The records that follow should be retyped word for word.

Stored dataset items:
○ ○ ○ ○
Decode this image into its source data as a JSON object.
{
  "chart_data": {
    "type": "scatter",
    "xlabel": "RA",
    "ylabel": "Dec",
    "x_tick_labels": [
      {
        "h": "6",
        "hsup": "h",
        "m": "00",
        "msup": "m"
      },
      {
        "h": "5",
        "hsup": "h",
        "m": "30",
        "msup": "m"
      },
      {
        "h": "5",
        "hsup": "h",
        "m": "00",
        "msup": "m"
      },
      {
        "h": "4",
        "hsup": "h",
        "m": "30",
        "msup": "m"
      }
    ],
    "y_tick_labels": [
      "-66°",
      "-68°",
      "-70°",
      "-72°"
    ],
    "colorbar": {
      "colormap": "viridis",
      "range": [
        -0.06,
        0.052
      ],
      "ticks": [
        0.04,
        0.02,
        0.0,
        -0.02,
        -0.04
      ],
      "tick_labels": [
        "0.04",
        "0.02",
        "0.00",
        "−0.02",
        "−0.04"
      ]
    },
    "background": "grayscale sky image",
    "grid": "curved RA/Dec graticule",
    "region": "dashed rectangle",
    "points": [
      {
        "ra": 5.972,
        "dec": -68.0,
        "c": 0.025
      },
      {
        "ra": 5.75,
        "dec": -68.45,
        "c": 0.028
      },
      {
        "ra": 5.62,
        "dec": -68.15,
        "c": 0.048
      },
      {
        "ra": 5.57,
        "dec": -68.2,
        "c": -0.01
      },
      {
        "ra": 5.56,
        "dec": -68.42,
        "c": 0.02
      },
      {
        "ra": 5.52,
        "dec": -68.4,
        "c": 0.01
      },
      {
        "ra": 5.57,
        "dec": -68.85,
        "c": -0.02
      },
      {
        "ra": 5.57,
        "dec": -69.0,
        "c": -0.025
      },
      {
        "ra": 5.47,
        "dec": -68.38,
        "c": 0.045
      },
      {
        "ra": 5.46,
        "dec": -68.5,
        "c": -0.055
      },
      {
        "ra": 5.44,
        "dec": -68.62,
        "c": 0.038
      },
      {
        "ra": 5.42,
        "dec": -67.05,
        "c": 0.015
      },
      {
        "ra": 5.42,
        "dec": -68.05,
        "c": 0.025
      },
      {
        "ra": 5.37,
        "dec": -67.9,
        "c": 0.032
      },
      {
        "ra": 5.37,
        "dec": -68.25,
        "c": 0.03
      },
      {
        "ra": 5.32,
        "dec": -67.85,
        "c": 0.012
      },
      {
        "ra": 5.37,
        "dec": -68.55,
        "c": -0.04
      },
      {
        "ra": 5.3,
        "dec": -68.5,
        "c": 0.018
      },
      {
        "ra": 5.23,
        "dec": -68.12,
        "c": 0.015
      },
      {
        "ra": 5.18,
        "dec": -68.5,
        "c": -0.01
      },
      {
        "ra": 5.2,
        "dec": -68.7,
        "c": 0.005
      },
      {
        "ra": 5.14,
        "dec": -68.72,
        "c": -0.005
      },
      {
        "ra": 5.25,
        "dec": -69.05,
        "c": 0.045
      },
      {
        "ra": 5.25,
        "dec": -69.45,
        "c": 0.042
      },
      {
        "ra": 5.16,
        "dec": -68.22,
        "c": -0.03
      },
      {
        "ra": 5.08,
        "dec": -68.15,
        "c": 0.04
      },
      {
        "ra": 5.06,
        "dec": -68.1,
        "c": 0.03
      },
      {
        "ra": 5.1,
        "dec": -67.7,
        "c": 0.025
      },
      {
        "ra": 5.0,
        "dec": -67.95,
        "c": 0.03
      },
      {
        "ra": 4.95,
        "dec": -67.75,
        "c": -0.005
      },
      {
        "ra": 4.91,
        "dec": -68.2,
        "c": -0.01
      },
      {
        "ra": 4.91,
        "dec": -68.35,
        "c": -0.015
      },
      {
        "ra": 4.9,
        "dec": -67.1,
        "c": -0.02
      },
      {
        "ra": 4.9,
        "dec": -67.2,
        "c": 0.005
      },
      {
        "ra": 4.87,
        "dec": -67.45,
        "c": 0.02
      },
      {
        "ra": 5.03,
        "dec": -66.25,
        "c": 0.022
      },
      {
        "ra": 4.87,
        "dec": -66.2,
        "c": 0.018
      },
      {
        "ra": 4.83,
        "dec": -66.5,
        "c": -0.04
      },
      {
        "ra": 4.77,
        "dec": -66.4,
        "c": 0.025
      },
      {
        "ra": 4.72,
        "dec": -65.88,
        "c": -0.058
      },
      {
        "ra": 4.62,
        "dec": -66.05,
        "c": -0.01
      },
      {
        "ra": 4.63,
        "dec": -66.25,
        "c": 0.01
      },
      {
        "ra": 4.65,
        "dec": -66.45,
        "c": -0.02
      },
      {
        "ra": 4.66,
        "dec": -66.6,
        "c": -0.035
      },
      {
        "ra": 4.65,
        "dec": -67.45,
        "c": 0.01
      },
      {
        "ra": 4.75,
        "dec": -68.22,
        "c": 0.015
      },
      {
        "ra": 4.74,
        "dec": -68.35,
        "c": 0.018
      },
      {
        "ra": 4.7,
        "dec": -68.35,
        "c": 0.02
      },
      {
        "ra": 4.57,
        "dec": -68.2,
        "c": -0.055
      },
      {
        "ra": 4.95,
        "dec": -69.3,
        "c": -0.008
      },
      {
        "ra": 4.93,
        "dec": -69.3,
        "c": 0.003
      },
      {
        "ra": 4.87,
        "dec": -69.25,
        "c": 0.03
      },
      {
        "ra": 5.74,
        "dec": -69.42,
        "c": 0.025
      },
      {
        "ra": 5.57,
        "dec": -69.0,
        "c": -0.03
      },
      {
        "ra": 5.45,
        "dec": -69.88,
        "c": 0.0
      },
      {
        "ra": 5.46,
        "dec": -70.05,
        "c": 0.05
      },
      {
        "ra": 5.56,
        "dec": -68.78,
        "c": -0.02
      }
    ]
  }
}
○ ○ ○ ○
FINAL ANSWER:
Decode this image into its source data as a JSON object.
{
  "chart_data": {
    "type": "scatter",
    "xlabel": "RA",
    "ylabel": "Dec",
    "x_tick_labels": [
      {
        "h": "6",
        "hsup": "h",
        "m": "00",
        "msup": "m"
      },
      {
        "h": "5",
        "hsup": "h",
        "m": "30",
        "msup": "m"
      },
      {
        "h": "5",
        "hsup": "h",
        "m": "00",
        "msup": "m"
      },
      {
        "h": "4",
        "hsup": "h",
        "m": "30",
        "msup": "m"
      }
    ],
    "y_tick_labels": [
      "-66°",
      "-68°",
      "-70°",
      "-72°"
    ],
    "colorbar": {
      "colormap": "viridis",
      "range": [
        -0.06,
        0.052
      ],
      "ticks": [
        0.04,
        0.02,
        0.0,
        -0.02,
        -0.04
      ],
      "tick_labels": [
        "0.04",
        "0.02",
        "0.00",
        "−0.02",
        "−0.04"
      ]
    },
    "background": "grayscale sky image",
    "grid": "curved RA/Dec graticule",
    "region": "dashed rectangle",
    "points": [
      {
        "ra": 5.972,
        "dec": -68.0,
        "c": 0.025
      },
      {
        "ra": 5.75,
        "dec": -68.45,
        "c": 0.028
      },
      {
        "ra": 5.62,
        "dec": -68.15,
        "c": 0.048
      },
      {
        "ra": 5.57,
        "dec": -68.2,
        "c": -0.01
      },
      {
        "ra": 5.56,
        "dec": -68.42,
        "c": 0.02
      },
      {
        "ra": 5.52,
        "dec": -68.4,
        "c": 0.01
      },
      {
        "ra": 5.57,
        "dec": -68.85,
        "c": -0.02
      },
      {
        "ra": 5.57,
        "dec": -69.0,
        "c": -0.025
      },
      {
        "ra": 5.47,
        "dec": -68.38,
        "c": 0.045
      },
      {
        "ra": 5.46,
        "dec": -68.5,
        "c": -0.055
      },
      {
        "ra": 5.44,
        "dec": -68.62,
        "c": 0.038
      },
      {
        "ra": 5.42,
        "dec": -67.05,
        "c": 0.015
      },
      {
        "ra": 5.42,
        "dec": -68.05,
        "c": 0.025
      },
      {
        "ra": 5.37,
        "dec": -67.9,
        "c": 0.032
      },
      {
        "ra": 5.37,
        "dec": -68.25,
        "c": 0.03
      },
      {
        "ra": 5.32,
        "dec": -67.85,
        "c": 0.012
      },
      {
        "ra": 5.37,
        "dec": -68.55,
        "c": -0.04
      },
      {
        "ra": 5.3,
        "dec": -68.5,
        "c": 0.018
      },
      {
        "ra": 5.23,
        "dec": -68.12,
        "c": 0.015
      },
      {
        "ra": 5.18,
        "dec": -68.5,
        "c": -0.01
      },
      {
        "ra": 5.2,
        "dec": -68.7,
        "c": 0.005
      },
      {
        "ra": 5.14,
        "dec": -68.72,
        "c": -0.005
      },
      {
        "ra": 5.25,
        "dec": -69.05,
        "c": 0.045
      },
      {
        "ra": 5.25,
        "dec": -69.45,
        "c": 0.042
      },
      {
        "ra": 5.16,
        "dec": -68.22,
        "c": -0.03
      },
      {
        "ra": 5.08,
        "dec": -68.15,
        "c": 0.04
      },
      {
        "ra": 5.06,
        "dec": -68.1,
        "c": 0.03
      },
      {
        "ra": 5.1,
        "dec": -67.7,
        "c": 0.025
      },
      {
        "ra": 5.0,
        "dec": -67.95,
        "c": 0.03
      },
      {
        "ra": 4.95,
        "dec": -67.75,
        "c": -0.005
      },
      {
        "ra": 4.91,
        "dec": -68.2,
        "c": -0.01
      },
      {
        "ra": 4.91,
        "dec": -68.35,
        "c": -0.015
      },
      {
        "ra": 4.9,
        "dec": -67.1,
        "c": -0.02
      },
      {
        "ra": 4.9,
        "dec": -67.2,
        "c": 0.005
      },
      {
        "ra": 4.87,
        "dec": -67.45,
        "c": 0.02
      },
      {
        "ra": 5.03,
        "dec": -66.25,
        "c": 0.022
      },
      {
        "ra": 4.87,
        "dec": -66.2,
        "c": 0.018
      },
      {
        "ra": 4.83,
        "dec": -66.5,
        "c": -0.04
      },
      {
        "ra": 4.77,
        "dec": -66.4,
        "c": 0.025
      },
      {
        "ra": 4.72,
        "dec": -65.88,
        "c": -0.058
      },
      {
        "ra": 4.62,
        "dec": -66.05,
        "c": -0.01
      },
      {
        "ra": 4.63,
        "dec": -66.25,
        "c": 0.01
      },
      {
        "ra": 4.65,
        "dec": -66.45,
        "c": -0.02
      },
      {
        "ra": 4.66,
        "dec": -66.6,
        "c": -0.035
      },
      {
        "ra": 4.65,
        "dec": -67.45,
        "c": 0.01
      },
      {
        "ra": 4.75,
        "dec": -68.22,
        "c": 0.015
      },
      {
        "ra": 4.74,
        "dec": -68.35,
        "c": 0.018
      },
      {
        "ra": 4.7,
        "dec": -68.35,
        "c": 0.02
      },
      {
        "ra": 4.57,
        "dec": -68.2,
        "c": -0.055
      },
      {
        "ra": 4.95,
        "dec": -69.3,
        "c": -0.008
      },
      {
        "ra": 4.93,
        "dec": -69.3,
        "c": 0.003
      },
      {
        "ra": 4.87,
        "dec": -69.25,
        "c": 0.03
      },
      {
        "ra": 5.74,
        "dec": -69.42,
        "c": 0.025
      },
      {
        "ra": 5.57,
        "dec": -69.0,
        "c": -0.03
      },
      {
        "ra": 5.45,
        "dec": -69.88,
        "c": 0.0
      },
      {
        "ra": 5.46,
        "dec": -70.05,
        "c": 0.05
      },
      {
        "ra": 5.56,
        "dec": -68.78,
        "c": -0.02
      }
    ]
  }
}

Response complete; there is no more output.